(begin)
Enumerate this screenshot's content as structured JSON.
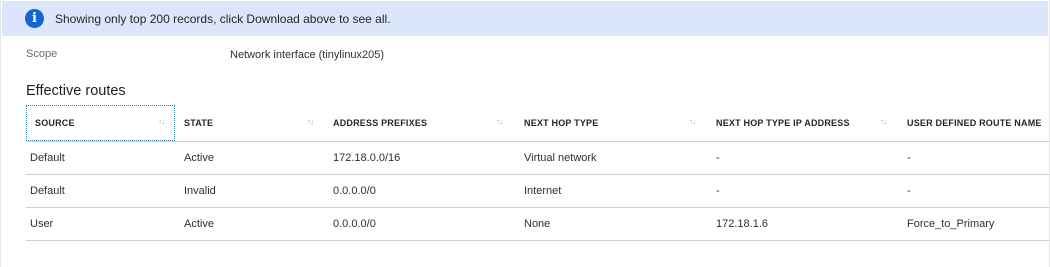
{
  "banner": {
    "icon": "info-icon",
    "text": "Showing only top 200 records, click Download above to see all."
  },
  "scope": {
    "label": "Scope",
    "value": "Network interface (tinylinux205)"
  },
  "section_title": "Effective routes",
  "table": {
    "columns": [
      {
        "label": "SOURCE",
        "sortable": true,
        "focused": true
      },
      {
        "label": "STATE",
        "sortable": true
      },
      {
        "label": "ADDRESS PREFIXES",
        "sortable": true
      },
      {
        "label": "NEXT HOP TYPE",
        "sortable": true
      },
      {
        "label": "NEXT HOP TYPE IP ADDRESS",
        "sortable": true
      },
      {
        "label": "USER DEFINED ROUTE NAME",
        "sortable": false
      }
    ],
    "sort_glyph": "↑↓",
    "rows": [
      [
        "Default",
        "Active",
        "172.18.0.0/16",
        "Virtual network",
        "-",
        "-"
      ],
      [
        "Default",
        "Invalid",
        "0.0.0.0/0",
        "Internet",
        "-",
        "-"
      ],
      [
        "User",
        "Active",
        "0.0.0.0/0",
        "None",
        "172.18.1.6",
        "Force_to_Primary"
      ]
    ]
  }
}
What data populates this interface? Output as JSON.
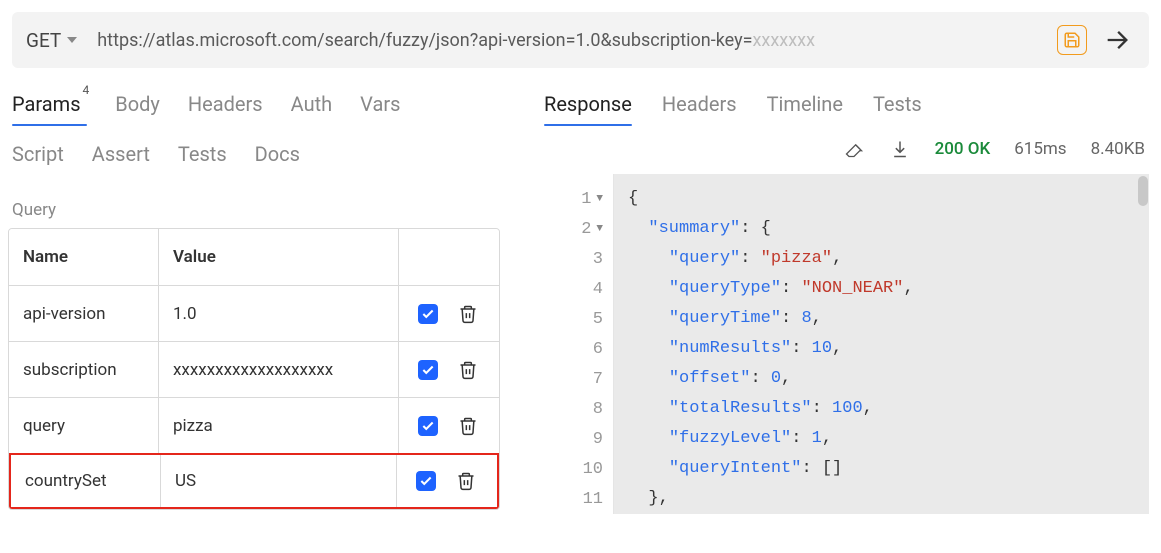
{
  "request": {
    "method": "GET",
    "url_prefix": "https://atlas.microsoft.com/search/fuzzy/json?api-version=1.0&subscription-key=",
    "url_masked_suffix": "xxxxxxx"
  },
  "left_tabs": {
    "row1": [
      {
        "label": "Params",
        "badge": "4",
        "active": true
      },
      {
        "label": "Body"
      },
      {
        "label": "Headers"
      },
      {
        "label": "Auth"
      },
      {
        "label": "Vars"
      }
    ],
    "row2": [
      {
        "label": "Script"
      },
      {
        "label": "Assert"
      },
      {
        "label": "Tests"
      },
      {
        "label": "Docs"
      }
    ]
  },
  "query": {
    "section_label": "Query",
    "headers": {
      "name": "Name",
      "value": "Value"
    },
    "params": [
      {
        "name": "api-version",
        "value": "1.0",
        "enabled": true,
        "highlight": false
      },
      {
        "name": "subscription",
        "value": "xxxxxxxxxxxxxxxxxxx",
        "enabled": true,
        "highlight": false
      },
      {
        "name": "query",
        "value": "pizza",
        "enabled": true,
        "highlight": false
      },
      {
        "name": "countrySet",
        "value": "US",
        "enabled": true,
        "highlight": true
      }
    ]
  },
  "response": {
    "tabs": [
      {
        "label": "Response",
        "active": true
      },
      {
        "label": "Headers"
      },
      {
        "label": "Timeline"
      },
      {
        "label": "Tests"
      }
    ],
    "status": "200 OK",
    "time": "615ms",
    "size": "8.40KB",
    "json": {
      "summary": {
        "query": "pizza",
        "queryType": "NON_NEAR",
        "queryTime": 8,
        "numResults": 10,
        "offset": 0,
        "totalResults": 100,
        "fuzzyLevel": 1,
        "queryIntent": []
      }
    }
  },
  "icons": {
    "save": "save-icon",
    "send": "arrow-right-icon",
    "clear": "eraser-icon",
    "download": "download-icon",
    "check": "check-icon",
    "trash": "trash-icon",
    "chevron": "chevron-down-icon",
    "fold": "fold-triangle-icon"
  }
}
(end)
(begin)
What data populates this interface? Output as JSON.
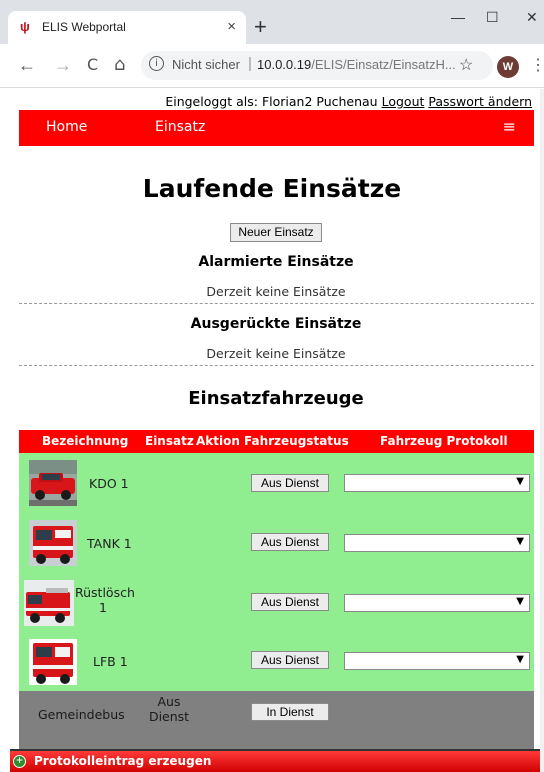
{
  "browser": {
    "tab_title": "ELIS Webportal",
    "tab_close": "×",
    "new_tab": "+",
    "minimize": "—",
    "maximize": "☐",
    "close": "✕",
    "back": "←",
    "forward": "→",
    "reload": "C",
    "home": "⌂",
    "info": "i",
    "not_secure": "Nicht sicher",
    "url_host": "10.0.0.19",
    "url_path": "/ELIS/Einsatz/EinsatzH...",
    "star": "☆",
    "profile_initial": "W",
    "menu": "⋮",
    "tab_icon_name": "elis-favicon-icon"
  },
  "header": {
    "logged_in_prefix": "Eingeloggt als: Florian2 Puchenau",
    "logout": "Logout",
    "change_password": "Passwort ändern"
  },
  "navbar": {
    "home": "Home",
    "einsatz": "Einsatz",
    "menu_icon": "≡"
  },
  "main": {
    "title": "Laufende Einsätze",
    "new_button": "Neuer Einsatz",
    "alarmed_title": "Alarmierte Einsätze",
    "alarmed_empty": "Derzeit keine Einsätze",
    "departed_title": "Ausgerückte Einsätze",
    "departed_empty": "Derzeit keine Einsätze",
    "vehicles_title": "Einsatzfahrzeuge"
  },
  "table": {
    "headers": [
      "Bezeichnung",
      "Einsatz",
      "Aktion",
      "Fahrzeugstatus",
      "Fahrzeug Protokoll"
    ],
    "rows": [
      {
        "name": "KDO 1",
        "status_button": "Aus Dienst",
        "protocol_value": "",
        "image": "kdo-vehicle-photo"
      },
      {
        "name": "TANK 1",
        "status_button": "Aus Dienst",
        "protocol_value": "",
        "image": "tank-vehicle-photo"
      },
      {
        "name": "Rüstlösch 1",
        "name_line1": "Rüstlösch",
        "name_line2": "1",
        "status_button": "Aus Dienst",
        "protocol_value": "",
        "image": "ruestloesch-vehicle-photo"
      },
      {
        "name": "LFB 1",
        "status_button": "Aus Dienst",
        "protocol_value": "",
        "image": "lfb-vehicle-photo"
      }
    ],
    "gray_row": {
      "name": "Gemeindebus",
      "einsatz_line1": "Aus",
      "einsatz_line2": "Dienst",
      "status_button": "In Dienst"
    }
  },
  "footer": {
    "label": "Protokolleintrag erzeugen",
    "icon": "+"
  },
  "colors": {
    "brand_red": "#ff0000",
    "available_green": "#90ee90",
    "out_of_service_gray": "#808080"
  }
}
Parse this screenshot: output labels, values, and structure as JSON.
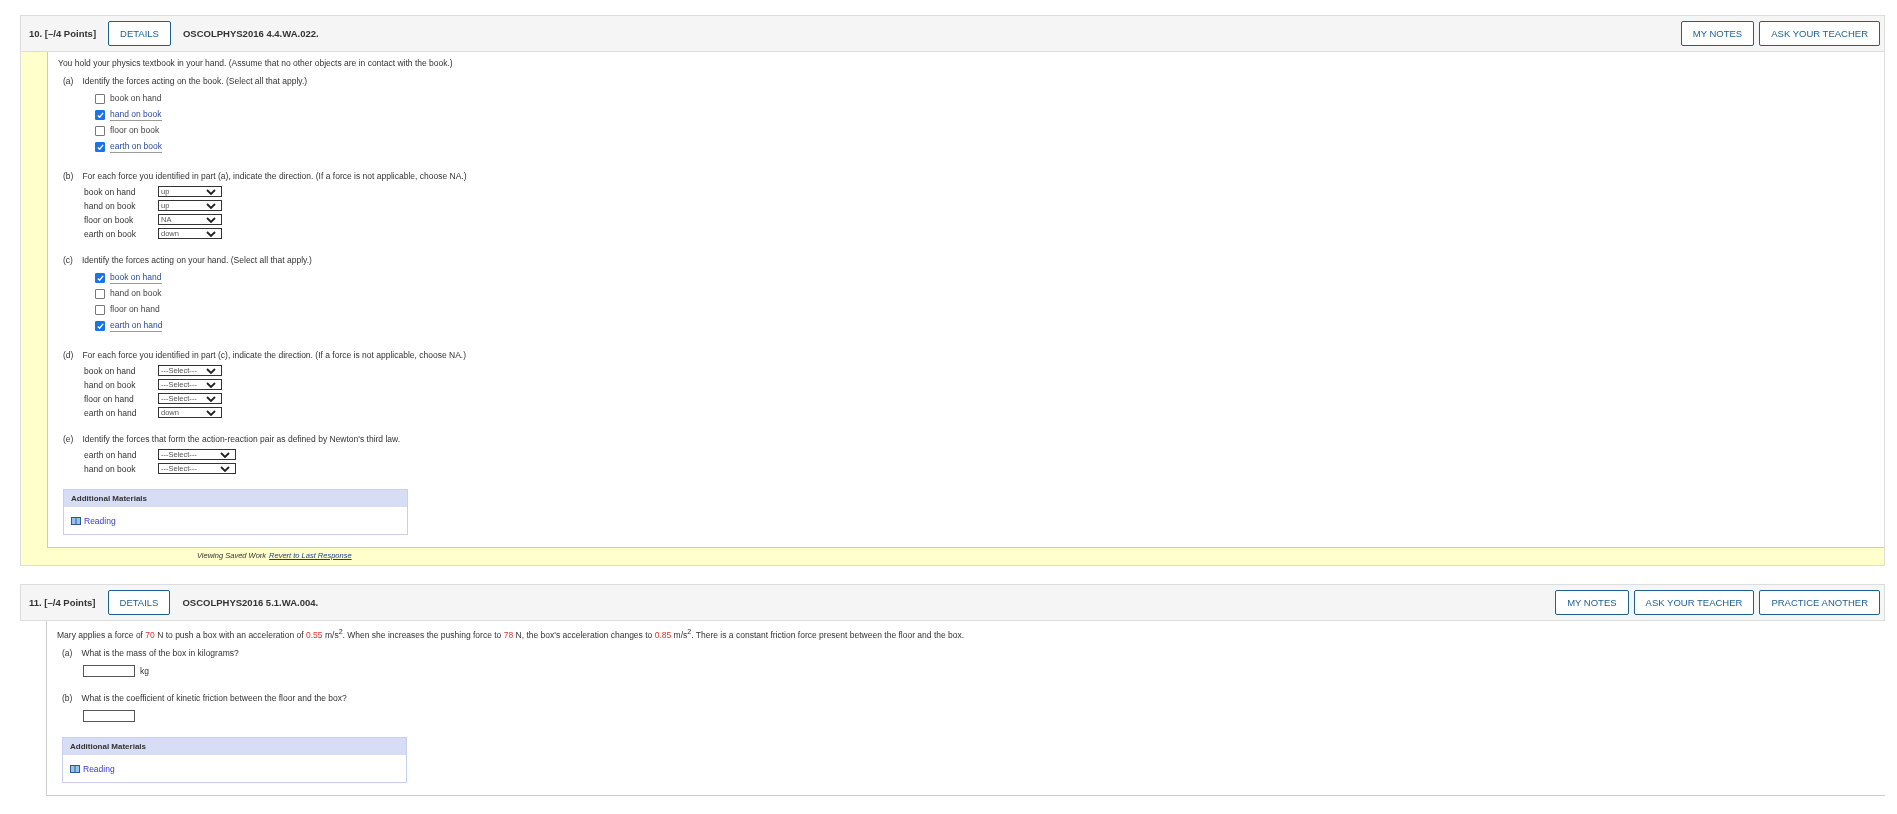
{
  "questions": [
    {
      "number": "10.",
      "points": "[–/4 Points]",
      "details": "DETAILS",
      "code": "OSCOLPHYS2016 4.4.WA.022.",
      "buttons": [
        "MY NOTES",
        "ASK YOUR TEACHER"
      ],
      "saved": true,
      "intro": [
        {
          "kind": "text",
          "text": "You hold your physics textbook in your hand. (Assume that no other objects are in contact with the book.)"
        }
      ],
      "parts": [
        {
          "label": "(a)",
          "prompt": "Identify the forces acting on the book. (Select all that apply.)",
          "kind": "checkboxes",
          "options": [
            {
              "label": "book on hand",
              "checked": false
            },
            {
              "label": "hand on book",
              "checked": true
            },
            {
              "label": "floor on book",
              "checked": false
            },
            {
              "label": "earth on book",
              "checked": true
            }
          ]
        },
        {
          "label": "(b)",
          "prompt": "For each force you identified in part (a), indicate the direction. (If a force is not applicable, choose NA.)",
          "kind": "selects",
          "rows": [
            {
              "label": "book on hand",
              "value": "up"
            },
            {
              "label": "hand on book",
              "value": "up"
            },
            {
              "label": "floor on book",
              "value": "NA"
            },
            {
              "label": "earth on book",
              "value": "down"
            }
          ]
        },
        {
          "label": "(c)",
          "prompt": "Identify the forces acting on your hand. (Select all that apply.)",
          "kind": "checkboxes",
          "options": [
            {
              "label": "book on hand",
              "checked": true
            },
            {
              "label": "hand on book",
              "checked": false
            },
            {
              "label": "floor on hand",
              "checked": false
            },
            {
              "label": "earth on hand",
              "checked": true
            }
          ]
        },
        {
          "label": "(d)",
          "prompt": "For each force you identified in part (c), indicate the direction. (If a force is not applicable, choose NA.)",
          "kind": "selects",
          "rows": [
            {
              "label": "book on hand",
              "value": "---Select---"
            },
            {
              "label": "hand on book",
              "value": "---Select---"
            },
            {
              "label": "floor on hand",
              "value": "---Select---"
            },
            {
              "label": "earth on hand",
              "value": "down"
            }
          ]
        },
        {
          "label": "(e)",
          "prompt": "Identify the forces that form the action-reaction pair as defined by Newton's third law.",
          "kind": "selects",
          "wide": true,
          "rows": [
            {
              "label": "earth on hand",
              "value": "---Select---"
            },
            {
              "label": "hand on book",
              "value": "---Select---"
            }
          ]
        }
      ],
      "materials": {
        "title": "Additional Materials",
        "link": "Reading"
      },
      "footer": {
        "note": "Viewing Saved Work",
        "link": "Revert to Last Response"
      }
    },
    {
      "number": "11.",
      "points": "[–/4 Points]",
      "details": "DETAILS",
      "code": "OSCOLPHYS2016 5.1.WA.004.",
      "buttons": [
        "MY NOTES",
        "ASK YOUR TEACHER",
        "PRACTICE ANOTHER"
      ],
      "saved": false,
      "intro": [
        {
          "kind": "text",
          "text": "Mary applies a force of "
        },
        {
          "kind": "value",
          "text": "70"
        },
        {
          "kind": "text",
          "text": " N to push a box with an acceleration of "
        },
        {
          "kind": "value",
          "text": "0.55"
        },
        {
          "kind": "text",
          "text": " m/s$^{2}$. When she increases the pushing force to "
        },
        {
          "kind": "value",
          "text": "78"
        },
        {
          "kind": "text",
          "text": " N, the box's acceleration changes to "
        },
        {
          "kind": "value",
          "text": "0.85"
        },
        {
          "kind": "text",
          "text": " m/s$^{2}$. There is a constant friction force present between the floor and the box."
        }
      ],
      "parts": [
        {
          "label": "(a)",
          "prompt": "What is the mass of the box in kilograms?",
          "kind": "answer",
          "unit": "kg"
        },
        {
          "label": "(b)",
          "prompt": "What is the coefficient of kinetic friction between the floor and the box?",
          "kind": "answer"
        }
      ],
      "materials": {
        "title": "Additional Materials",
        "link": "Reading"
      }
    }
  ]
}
(end)
* _Goal_:
Find every line in the entries that includes the word "applicable", then state how many there are and nothing else.

* _The answer_:
2